#### DATA ENTRIES ####

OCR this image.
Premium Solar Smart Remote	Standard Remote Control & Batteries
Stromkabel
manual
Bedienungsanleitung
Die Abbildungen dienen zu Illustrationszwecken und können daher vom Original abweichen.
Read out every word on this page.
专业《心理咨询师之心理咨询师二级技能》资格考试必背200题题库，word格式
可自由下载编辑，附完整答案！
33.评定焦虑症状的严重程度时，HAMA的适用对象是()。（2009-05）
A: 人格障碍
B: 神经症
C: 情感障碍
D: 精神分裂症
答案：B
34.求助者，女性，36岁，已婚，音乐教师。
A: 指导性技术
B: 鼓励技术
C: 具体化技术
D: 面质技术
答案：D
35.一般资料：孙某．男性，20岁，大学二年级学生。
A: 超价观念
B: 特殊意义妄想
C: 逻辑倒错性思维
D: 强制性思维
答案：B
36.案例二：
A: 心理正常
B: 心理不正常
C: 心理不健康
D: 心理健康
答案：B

####

_TASK TO CARRY OUT_:
Every line of the data above should be reproduced word for word.

_FULL RESPONSE_:
OCR this image.
Premium Solar Smart Remote	Standard Remote Control & Batteries
Stromkabel
manual
Bedienungsanleitung
Die Abbildungen dienen zu Illustrationszwecken und können daher vom Original abweichen.
Read out every word on this page.
专业《心理咨询师之心理咨询师二级技能》资格考试必背200题题库，word格式
可自由下载编辑，附完整答案！
33.评定焦虑症状的严重程度时，HAMA的适用对象是()。（2009-05）
A: 人格障碍
B: 神经症
C: 情感障碍
D: 精神分裂症
答案：B
34.求助者，女性，36岁，已婚，音乐教师。
A: 指导性技术
B: 鼓励技术
C: 具体化技术
D: 面质技术
答案：D
35.一般资料：孙某．男性，20岁，大学二年级学生。
A: 超价观念
B: 特殊意义妄想
C: 逻辑倒错性思维
D: 强制性思维
答案：B
36.案例二：
A: 心理正常
B: 心理不正常
C: 心理不健康
D: 心理健康
答案：B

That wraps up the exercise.